**STATED PROBLEM**. Copy out the listing that follows, exactly, without its pictures.

[Records from a data collection]
___

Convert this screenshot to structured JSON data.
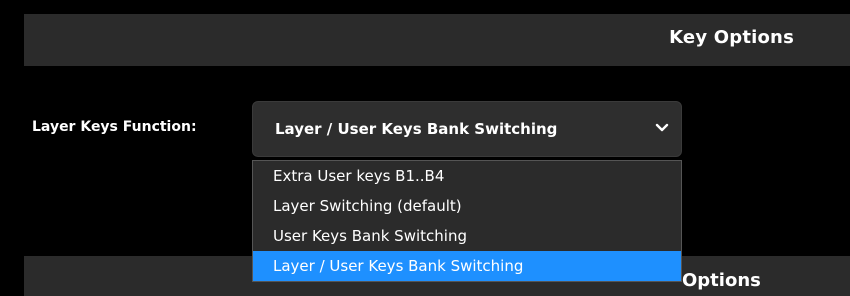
{
  "section": {
    "title": "Key Options",
    "next_title": "Options"
  },
  "field": {
    "label": "Layer Keys Function:",
    "selected_value": "Layer / User Keys Bank Switching"
  },
  "dropdown": {
    "icon": "chevron-down-icon",
    "options": [
      "Extra User keys B1..B4",
      "Layer Switching (default)",
      "User Keys Bank Switching",
      "Layer / User Keys Bank Switching"
    ],
    "highlighted_index": 3
  },
  "colors": {
    "background": "#000000",
    "header_bg": "#2b2b2b",
    "select_bg": "#2e2e2e",
    "highlight": "#1e90ff",
    "text": "#ffffff"
  }
}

___

**ANSWER IN FULL**.
Convert this screenshot to structured JSON data.
{
  "section": {
    "title": "Key Options",
    "next_title": "Options"
  },
  "field": {
    "label": "Layer Keys Function:",
    "selected_value": "Layer / User Keys Bank Switching"
  },
  "dropdown": {
    "icon": "chevron-down-icon",
    "options": [
      "Extra User keys B1..B4",
      "Layer Switching (default)",
      "User Keys Bank Switching",
      "Layer / User Keys Bank Switching"
    ],
    "highlighted_index": 3
  },
  "colors": {
    "background": "#000000",
    "header_bg": "#2b2b2b",
    "select_bg": "#2e2e2e",
    "highlight": "#1e90ff",
    "text": "#ffffff"
  }
}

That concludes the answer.